## [RECORD EXTRACTS]
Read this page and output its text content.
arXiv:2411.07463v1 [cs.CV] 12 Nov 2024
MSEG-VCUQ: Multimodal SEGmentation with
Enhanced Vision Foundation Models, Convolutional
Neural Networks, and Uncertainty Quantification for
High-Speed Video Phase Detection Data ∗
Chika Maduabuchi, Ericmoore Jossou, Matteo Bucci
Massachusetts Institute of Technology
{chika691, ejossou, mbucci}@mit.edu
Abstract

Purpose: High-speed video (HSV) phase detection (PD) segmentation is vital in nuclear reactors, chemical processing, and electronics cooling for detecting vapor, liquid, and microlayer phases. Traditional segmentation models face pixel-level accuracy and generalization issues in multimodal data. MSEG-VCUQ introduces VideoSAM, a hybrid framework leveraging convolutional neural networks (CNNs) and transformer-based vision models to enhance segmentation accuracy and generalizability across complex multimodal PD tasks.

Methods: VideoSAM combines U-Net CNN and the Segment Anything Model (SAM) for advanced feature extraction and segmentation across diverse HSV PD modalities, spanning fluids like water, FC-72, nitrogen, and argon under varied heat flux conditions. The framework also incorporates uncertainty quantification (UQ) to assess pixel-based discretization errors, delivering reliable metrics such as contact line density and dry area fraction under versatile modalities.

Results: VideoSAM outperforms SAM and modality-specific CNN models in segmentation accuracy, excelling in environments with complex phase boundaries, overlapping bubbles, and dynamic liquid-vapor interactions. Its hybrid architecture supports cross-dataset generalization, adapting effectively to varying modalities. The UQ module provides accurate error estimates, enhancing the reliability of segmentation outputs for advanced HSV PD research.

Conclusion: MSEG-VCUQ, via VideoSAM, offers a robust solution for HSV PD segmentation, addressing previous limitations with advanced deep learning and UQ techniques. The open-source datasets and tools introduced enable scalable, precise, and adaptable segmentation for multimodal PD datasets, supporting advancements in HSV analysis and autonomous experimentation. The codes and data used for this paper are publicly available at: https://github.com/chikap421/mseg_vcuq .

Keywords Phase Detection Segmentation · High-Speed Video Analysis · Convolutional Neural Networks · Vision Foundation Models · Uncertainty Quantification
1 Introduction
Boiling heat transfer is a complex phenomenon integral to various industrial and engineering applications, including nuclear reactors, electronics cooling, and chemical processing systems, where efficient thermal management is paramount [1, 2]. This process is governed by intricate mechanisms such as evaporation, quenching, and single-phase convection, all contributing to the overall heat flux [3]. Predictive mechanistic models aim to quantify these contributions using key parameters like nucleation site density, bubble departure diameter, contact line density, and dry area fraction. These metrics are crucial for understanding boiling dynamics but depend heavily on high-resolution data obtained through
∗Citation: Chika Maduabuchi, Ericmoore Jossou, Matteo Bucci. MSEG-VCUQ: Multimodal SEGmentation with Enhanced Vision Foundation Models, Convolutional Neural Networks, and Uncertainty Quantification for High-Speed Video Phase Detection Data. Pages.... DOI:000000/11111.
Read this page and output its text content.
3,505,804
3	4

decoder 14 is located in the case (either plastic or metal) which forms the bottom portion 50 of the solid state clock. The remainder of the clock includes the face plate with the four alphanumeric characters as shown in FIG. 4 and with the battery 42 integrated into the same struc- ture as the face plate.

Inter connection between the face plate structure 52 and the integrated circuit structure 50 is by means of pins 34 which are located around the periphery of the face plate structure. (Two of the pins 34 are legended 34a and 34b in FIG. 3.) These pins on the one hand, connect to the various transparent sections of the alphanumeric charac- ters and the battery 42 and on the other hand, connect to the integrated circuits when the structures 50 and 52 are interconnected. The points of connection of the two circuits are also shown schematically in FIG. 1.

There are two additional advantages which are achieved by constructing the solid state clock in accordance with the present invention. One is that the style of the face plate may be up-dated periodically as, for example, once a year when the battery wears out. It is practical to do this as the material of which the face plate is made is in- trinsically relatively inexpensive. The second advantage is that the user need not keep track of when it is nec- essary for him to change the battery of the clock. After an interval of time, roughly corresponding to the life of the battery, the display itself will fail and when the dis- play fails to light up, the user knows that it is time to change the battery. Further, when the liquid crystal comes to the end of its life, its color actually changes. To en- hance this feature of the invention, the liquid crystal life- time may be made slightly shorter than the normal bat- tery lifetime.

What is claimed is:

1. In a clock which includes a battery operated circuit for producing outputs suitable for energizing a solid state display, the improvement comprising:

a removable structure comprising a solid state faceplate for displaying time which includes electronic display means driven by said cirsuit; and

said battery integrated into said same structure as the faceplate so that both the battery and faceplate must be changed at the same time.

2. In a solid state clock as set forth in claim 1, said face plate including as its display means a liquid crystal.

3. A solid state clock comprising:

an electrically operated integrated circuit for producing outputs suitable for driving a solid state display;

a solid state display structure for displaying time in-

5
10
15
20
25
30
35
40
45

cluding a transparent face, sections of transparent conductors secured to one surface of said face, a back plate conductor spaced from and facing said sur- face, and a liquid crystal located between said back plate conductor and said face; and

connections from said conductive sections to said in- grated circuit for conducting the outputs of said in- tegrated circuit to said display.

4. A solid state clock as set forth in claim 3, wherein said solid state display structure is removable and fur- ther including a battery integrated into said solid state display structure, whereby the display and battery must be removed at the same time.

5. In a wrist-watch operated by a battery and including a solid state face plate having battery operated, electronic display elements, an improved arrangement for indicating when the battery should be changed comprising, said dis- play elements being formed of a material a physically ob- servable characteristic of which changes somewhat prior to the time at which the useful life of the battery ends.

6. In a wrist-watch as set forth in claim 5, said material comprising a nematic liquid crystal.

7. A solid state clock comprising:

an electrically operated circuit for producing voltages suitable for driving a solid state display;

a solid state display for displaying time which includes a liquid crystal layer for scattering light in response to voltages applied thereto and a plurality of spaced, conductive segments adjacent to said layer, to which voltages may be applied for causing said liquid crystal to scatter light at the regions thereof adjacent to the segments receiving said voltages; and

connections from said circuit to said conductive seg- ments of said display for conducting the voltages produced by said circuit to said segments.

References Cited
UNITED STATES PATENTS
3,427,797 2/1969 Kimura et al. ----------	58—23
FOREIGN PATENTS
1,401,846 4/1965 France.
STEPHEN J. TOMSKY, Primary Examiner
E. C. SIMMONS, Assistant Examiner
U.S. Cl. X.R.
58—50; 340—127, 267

## [TO BE DONE]
Repeat the data above exactly.

## [TASK ANSWER]
Read this page and output its text content.
arXiv:2411.07463v1 [cs.CV] 12 Nov 2024
MSEG-VCUQ: Multimodal SEGmentation with
Enhanced Vision Foundation Models, Convolutional
Neural Networks, and Uncertainty Quantification for
High-Speed Video Phase Detection Data ∗
Chika Maduabuchi, Ericmoore Jossou, Matteo Bucci
Massachusetts Institute of Technology
{chika691, ejossou, mbucci}@mit.edu
Abstract

Purpose: High-speed video (HSV) phase detection (PD) segmentation is vital in nuclear reactors, chemical processing, and electronics cooling for detecting vapor, liquid, and microlayer phases. Traditional segmentation models face pixel-level accuracy and generalization issues in multimodal data. MSEG-VCUQ introduces VideoSAM, a hybrid framework leveraging convolutional neural networks (CNNs) and transformer-based vision models to enhance segmentation accuracy and generalizability across complex multimodal PD tasks.

Methods: VideoSAM combines U-Net CNN and the Segment Anything Model (SAM) for advanced feature extraction and segmentation across diverse HSV PD modalities, spanning fluids like water, FC-72, nitrogen, and argon under varied heat flux conditions. The framework also incorporates uncertainty quantification (UQ) to assess pixel-based discretization errors, delivering reliable metrics such as contact line density and dry area fraction under versatile modalities.

Results: VideoSAM outperforms SAM and modality-specific CNN models in segmentation accuracy, excelling in environments with complex phase boundaries, overlapping bubbles, and dynamic liquid-vapor interactions. Its hybrid architecture supports cross-dataset generalization, adapting effectively to varying modalities. The UQ module provides accurate error estimates, enhancing the reliability of segmentation outputs for advanced HSV PD research.

Conclusion: MSEG-VCUQ, via VideoSAM, offers a robust solution for HSV PD segmentation, addressing previous limitations with advanced deep learning and UQ techniques. The open-source datasets and tools introduced enable scalable, precise, and adaptable segmentation for multimodal PD datasets, supporting advancements in HSV analysis and autonomous experimentation. The codes and data used for this paper are publicly available at: https://github.com/chikap421/mseg_vcuq .

Keywords Phase Detection Segmentation · High-Speed Video Analysis · Convolutional Neural Networks · Vision Foundation Models · Uncertainty Quantification
1 Introduction
Boiling heat transfer is a complex phenomenon integral to various industrial and engineering applications, including nuclear reactors, electronics cooling, and chemical processing systems, where efficient thermal management is paramount [1, 2]. This process is governed by intricate mechanisms such as evaporation, quenching, and single-phase convection, all contributing to the overall heat flux [3]. Predictive mechanistic models aim to quantify these contributions using key parameters like nucleation site density, bubble departure diameter, contact line density, and dry area fraction. These metrics are crucial for understanding boiling dynamics but depend heavily on high-resolution data obtained through
∗Citation: Chika Maduabuchi, Ericmoore Jossou, Matteo Bucci. MSEG-VCUQ: Multimodal SEGmentation with Enhanced Vision Foundation Models, Convolutional Neural Networks, and Uncertainty Quantification for High-Speed Video Phase Detection Data. Pages.... DOI:000000/11111.
Read this page and output its text content.
3,505,804
3	4

decoder 14 is located in the case (either plastic or metal) which forms the bottom portion 50 of the solid state clock. The remainder of the clock includes the face plate with the four alphanumeric characters as shown in FIG. 4 and with the battery 42 integrated into the same struc- ture as the face plate.

Inter connection between the face plate structure 52 and the integrated circuit structure 50 is by means of pins 34 which are located around the periphery of the face plate structure. (Two of the pins 34 are legended 34a and 34b in FIG. 3.) These pins on the one hand, connect to the various transparent sections of the alphanumeric charac- ters and the battery 42 and on the other hand, connect to the integrated circuits when the structures 50 and 52 are interconnected. The points of connection of the two circuits are also shown schematically in FIG. 1.

There are two additional advantages which are achieved by constructing the solid state clock in accordance with the present invention. One is that the style of the face plate may be up-dated periodically as, for example, once a year when the battery wears out. It is practical to do this as the material of which the face plate is made is in- trinsically relatively inexpensive. The second advantage is that the user need not keep track of when it is nec- essary for him to change the battery of the clock. After an interval of time, roughly corresponding to the life of the battery, the display itself will fail and when the dis- play fails to light up, the user knows that it is time to change the battery. Further, when the liquid crystal comes to the end of its life, its color actually changes. To en- hance this feature of the invention, the liquid crystal life- time may be made slightly shorter than the normal bat- tery lifetime.

What is claimed is:

1. In a clock which includes a battery operated circuit for producing outputs suitable for energizing a solid state display, the improvement comprising:

a removable structure comprising a solid state faceplate for displaying time which includes electronic display means driven by said cirsuit; and

said battery integrated into said same structure as the faceplate so that both the battery and faceplate must be changed at the same time.

2. In a solid state clock as set forth in claim 1, said face plate including as its display means a liquid crystal.

3. A solid state clock comprising:

an electrically operated integrated circuit for producing outputs suitable for driving a solid state display;

a solid state display structure for displaying time in-

5
10
15
20
25
30
35
40
45

cluding a transparent face, sections of transparent conductors secured to one surface of said face, a back plate conductor spaced from and facing said sur- face, and a liquid crystal located between said back plate conductor and said face; and

connections from said conductive sections to said in- grated circuit for conducting the outputs of said in- tegrated circuit to said display.

4. A solid state clock as set forth in claim 3, wherein said solid state display structure is removable and fur- ther including a battery integrated into said solid state display structure, whereby the display and battery must be removed at the same time.

5. In a wrist-watch operated by a battery and including a solid state face plate having battery operated, electronic display elements, an improved arrangement for indicating when the battery should be changed comprising, said dis- play elements being formed of a material a physically ob- servable characteristic of which changes somewhat prior to the time at which the useful life of the battery ends.

6. In a wrist-watch as set forth in claim 5, said material comprising a nematic liquid crystal.

7. A solid state clock comprising:

an electrically operated circuit for producing voltages suitable for driving a solid state display;

a solid state display for displaying time which includes a liquid crystal layer for scattering light in response to voltages applied thereto and a plurality of spaced, conductive segments adjacent to said layer, to which voltages may be applied for causing said liquid crystal to scatter light at the regions thereof adjacent to the segments receiving said voltages; and

connections from said circuit to said conductive seg- ments of said display for conducting the voltages produced by said circuit to said segments.

References Cited
UNITED STATES PATENTS
3,427,797 2/1969 Kimura et al. ----------	58—23
FOREIGN PATENTS
1,401,846 4/1965 France.
STEPHEN J. TOMSKY, Primary Examiner
E. C. SIMMONS, Assistant Examiner
U.S. Cl. X.R.
58—50; 340—127, 267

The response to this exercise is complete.